_WHAT TO PRODUCE_
Render the material from its first line through the line that contains "menu-help[interactable]: Help [268,24,293,38]" as a Markdown table with the columns Row and Entry. Number each row and omit blank lines.

_DATA_
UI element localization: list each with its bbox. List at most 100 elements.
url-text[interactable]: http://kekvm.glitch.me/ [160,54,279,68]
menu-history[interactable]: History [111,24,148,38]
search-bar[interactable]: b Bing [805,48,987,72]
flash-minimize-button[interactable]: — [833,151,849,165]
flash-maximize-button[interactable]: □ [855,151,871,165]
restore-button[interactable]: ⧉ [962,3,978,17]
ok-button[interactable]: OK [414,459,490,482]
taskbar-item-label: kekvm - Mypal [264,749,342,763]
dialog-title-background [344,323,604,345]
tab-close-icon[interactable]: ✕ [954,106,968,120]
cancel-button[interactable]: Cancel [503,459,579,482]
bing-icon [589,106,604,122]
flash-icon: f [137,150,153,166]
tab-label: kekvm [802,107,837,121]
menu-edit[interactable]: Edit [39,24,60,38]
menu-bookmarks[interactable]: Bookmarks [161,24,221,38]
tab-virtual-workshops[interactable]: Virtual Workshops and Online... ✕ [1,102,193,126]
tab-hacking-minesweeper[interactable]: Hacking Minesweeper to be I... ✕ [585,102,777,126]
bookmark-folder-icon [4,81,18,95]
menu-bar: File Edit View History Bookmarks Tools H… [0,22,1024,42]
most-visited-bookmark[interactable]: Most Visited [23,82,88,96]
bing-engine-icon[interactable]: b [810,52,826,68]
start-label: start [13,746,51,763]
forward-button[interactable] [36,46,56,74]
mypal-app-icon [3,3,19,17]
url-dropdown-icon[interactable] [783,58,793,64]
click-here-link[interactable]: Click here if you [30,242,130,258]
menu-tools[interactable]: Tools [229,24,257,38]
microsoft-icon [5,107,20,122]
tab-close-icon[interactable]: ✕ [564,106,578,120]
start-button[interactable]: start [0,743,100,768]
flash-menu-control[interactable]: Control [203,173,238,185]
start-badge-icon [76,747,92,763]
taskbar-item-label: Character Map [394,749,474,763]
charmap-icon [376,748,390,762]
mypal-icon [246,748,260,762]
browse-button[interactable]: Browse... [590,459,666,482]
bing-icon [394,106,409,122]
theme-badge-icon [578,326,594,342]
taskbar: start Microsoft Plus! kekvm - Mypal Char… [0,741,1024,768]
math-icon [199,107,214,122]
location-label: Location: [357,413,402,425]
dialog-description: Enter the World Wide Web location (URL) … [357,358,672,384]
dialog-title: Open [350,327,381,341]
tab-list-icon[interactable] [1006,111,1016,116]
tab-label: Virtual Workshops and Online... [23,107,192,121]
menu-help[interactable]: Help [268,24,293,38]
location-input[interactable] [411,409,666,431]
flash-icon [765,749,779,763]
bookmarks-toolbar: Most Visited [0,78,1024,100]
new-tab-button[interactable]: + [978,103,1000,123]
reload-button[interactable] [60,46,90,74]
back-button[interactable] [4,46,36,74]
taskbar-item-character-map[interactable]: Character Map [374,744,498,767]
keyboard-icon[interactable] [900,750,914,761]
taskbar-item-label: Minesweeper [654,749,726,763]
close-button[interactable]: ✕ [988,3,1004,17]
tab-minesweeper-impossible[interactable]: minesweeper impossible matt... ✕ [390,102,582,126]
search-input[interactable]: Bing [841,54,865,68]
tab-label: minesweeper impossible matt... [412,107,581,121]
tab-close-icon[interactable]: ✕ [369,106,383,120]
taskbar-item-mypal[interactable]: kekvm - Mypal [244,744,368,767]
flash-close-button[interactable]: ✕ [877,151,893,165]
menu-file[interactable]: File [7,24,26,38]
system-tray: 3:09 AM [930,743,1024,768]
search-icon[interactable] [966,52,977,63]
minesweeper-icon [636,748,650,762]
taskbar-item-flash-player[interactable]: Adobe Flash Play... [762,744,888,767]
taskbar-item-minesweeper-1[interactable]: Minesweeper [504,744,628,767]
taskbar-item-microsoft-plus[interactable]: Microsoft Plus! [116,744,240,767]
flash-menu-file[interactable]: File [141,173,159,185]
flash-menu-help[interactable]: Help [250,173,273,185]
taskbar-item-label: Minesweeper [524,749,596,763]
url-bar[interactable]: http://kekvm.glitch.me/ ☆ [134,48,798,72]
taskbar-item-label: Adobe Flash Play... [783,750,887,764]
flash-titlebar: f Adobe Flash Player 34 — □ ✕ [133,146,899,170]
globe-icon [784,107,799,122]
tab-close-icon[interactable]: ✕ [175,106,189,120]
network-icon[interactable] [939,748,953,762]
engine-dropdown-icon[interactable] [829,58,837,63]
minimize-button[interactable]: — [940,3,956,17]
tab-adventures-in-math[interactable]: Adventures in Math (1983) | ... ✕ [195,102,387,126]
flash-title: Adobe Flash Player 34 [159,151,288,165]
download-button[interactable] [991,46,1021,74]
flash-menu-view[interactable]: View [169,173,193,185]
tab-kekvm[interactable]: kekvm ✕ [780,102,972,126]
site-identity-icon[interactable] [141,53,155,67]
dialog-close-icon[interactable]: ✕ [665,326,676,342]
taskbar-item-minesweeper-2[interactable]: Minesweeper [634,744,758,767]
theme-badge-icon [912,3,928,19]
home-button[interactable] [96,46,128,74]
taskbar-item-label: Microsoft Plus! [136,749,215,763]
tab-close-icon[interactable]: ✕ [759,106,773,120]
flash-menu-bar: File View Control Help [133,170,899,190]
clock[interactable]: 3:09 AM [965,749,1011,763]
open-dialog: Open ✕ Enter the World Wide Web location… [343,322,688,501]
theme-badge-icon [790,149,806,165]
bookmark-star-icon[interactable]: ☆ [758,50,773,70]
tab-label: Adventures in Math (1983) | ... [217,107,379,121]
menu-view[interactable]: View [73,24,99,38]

_WRITTEN RESPONSE_
| Row | Entry |
|---|---|
| 1 | UI element localization: list each with its bbox. List at most 100 elements. |
| 2 | url-text[interactable]: http://kekvm.glitch.me/ [160,54,279,68] |
| 3 | menu-history[interactable]: History [111,24,148,38] |
| 4 | search-bar[interactable]: b Bing [805,48,987,72] |
| 5 | flash-minimize-button[interactable]: — [833,151,849,165] |
| 6 | flash-maximize-button[interactable]: □ [855,151,871,165] |
| 7 | restore-button[interactable]: ⧉ [962,3,978,17] |
| 8 | ok-button[interactable]: OK [414,459,490,482] |
| 9 | taskbar-item-label: kekvm - Mypal [264,749,342,763] |
| 10 | dialog-title-background [344,323,604,345] |
| 11 | tab-close-icon[interactable]: ✕ [954,106,968,120] |
| 12 | cancel-button[interactable]: Cancel [503,459,579,482] |
| 13 | bing-icon [589,106,604,122] |
| 14 | flash-icon: f [137,150,153,166] |
| 15 | tab-label: kekvm [802,107,837,121] |
| 16 | menu-edit[interactable]: Edit [39,24,60,38] |
| 17 | menu-bookmarks[interactable]: Bookmarks [161,24,221,38] |
| 18 | tab-virtual-workshops[interactable]: Virtual Workshops and Online... ✕ [1,102,193,126] |
| 19 | tab-hacking-minesweeper[interactable]: Hacking Minesweeper to be I... ✕ [585,102,777,126] |
| 20 | bookmark-folder-icon [4,81,18,95] |
| 21 | menu-bar: File Edit View History Bookmarks Tools H… [0,22,1024,42] |
| 22 | most-visited-bookmark[interactable]: Most Visited [23,82,88,96] |
| 23 | bing-engine-icon[interactable]: b [810,52,826,68] |
| 24 | start-label: start [13,746,51,763] |
| 25 | forward-button[interactable] [36,46,56,74] |
| 26 | mypal-app-icon [3,3,19,17] |
| 27 | url-dropdown-icon[interactable] [783,58,793,64] |
| 28 | click-here-link[interactable]: Click here if you [30,242,130,258] |
| 29 | menu-tools[interactable]: Tools [229,24,257,38] |
| 30 | microsoft-icon [5,107,20,122] |
| 31 | tab-close-icon[interactable]: ✕ [564,106,578,120] |
| 32 | start-button[interactable]: start [0,743,100,768] |
| 33 | flash-menu-control[interactable]: Control [203,173,238,185] |
| 34 | start-badge-icon [76,747,92,763] |
| 35 | taskbar-item-label: Character Map [394,749,474,763] |
| 36 | charmap-icon [376,748,390,762] |
| 37 | mypal-icon [246,748,260,762] |
| 38 | browse-button[interactable]: Browse... [590,459,666,482] |
| 39 | bing-icon [394,106,409,122] |
| 40 | theme-badge-icon [578,326,594,342] |
| 41 | taskbar: start Microsoft Plus! kekvm - Mypal Char… [0,741,1024,768] |
| 42 | math-icon [199,107,214,122] |
| 43 | location-label: Location: [357,413,402,425] |
| 44 | dialog-description: Enter the World Wide Web location (URL) … [357,358,672,384] |
| 45 | dialog-title: Open [350,327,381,341] |
| 46 | tab-list-icon[interactable] [1006,111,1016,116] |
| 47 | tab-label: Virtual Workshops and Online... [23,107,192,121] |
| 48 | menu-help[interactable]: Help [268,24,293,38] |